**WHAT THIS TASK INVOLVES**:
Gather the lines that hold the string "chevron".

Dataset excerpt

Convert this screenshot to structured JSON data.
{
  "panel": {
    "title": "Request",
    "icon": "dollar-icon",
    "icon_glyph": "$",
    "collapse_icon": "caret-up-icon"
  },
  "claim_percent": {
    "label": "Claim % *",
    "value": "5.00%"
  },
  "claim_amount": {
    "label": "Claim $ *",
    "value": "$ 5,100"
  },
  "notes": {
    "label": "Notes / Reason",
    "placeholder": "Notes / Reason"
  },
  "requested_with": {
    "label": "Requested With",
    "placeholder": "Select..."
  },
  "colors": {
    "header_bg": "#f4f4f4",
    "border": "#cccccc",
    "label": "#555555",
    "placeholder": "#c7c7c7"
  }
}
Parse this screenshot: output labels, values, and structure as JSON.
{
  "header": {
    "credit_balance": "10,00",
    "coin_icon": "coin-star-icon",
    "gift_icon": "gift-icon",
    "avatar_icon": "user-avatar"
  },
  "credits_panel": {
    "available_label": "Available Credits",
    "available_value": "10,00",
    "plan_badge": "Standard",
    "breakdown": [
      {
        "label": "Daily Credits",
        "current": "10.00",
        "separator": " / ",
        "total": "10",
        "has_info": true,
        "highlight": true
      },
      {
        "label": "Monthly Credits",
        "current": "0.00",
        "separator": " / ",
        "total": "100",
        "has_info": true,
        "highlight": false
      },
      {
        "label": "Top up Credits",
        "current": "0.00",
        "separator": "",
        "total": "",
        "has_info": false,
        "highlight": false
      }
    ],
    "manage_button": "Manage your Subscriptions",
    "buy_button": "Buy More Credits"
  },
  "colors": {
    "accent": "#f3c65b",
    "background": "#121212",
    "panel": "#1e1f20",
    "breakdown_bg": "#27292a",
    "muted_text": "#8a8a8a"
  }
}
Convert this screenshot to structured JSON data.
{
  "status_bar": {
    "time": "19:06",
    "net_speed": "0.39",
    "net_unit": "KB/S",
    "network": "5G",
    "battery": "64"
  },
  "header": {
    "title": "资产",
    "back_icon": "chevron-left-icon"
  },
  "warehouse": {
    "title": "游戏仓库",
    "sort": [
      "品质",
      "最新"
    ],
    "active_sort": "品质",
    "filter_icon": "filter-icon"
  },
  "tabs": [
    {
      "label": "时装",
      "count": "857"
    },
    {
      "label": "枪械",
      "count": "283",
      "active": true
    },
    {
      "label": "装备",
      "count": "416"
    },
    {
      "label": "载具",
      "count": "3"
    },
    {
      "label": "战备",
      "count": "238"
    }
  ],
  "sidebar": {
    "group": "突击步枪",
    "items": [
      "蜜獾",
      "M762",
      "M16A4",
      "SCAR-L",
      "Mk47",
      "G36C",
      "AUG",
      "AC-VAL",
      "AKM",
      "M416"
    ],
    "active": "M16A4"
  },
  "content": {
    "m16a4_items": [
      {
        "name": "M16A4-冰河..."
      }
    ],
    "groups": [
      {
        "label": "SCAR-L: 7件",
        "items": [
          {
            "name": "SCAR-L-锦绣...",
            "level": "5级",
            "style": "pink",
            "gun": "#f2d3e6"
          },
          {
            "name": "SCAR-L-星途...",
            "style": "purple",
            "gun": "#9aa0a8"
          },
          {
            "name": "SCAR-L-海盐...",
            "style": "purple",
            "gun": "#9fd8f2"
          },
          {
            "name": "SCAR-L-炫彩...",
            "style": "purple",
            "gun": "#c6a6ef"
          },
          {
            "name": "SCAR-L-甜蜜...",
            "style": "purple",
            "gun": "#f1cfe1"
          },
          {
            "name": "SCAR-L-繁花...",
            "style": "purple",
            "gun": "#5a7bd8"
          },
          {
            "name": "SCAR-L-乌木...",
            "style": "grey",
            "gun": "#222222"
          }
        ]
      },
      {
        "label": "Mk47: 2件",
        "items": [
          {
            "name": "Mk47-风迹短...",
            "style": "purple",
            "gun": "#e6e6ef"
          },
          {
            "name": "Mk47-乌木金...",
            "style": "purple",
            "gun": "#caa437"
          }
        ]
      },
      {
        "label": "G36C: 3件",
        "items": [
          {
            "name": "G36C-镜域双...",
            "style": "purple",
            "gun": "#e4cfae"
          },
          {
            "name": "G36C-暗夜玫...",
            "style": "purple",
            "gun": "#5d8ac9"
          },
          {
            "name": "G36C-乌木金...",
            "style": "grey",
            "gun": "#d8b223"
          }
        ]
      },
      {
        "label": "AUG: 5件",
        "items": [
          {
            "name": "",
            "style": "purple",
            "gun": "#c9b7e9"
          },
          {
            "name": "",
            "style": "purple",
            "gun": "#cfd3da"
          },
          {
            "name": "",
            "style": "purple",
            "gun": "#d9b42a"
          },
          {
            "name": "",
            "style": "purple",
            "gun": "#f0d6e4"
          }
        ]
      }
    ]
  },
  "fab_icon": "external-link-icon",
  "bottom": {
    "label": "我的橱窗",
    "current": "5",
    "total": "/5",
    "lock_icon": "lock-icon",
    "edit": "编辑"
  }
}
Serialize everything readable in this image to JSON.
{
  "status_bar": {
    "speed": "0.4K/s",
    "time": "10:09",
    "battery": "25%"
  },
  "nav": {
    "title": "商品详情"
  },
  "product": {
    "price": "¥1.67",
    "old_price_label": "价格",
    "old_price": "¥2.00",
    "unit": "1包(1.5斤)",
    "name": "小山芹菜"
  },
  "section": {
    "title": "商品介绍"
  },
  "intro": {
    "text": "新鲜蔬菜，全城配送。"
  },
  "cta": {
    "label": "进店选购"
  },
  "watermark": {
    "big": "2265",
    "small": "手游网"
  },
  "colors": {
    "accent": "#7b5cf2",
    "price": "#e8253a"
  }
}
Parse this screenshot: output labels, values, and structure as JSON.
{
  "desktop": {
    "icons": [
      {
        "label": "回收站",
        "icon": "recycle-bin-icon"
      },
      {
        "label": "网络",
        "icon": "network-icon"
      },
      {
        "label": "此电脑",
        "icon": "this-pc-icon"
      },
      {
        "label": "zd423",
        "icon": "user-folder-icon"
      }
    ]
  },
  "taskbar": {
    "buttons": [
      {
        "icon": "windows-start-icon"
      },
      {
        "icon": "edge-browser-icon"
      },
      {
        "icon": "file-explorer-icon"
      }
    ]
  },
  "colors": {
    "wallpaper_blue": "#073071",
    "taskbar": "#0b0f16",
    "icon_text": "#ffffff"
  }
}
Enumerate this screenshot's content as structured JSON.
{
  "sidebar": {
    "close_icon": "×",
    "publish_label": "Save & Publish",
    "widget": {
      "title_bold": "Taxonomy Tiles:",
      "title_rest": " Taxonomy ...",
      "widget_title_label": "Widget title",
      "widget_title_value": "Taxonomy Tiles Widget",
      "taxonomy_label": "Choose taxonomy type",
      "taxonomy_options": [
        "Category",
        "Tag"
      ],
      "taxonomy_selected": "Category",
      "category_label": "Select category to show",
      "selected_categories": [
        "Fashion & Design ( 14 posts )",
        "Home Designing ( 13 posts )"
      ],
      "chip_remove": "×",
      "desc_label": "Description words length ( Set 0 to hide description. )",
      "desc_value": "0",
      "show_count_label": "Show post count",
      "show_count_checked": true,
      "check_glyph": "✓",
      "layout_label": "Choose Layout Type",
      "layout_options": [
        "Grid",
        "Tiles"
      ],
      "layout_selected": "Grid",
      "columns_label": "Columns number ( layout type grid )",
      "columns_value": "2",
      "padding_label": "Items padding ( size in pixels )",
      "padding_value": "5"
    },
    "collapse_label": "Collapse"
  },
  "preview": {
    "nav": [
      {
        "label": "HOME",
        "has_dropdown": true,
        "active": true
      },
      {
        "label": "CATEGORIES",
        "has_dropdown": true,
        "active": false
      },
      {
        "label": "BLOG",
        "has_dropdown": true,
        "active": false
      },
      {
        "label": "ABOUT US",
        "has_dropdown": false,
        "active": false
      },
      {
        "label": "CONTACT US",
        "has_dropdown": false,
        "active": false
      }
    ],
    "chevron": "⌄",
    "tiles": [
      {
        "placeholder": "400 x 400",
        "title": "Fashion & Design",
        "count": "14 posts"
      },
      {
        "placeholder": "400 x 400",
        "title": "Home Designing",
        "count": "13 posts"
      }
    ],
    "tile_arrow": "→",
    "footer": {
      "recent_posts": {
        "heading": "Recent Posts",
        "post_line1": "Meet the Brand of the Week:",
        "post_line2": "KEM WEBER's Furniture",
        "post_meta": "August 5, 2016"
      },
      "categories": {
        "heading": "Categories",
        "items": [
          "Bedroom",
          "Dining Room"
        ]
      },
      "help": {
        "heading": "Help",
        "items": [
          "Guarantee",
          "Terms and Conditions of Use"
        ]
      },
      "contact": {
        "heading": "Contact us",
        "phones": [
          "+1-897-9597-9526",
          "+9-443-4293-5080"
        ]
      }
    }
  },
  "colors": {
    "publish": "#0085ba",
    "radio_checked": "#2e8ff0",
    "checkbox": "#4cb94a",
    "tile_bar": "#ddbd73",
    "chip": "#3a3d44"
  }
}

**COMPLETE RESPONSE**:
    "back_icon": "chevron-left-icon"
    "chevron": "⌄",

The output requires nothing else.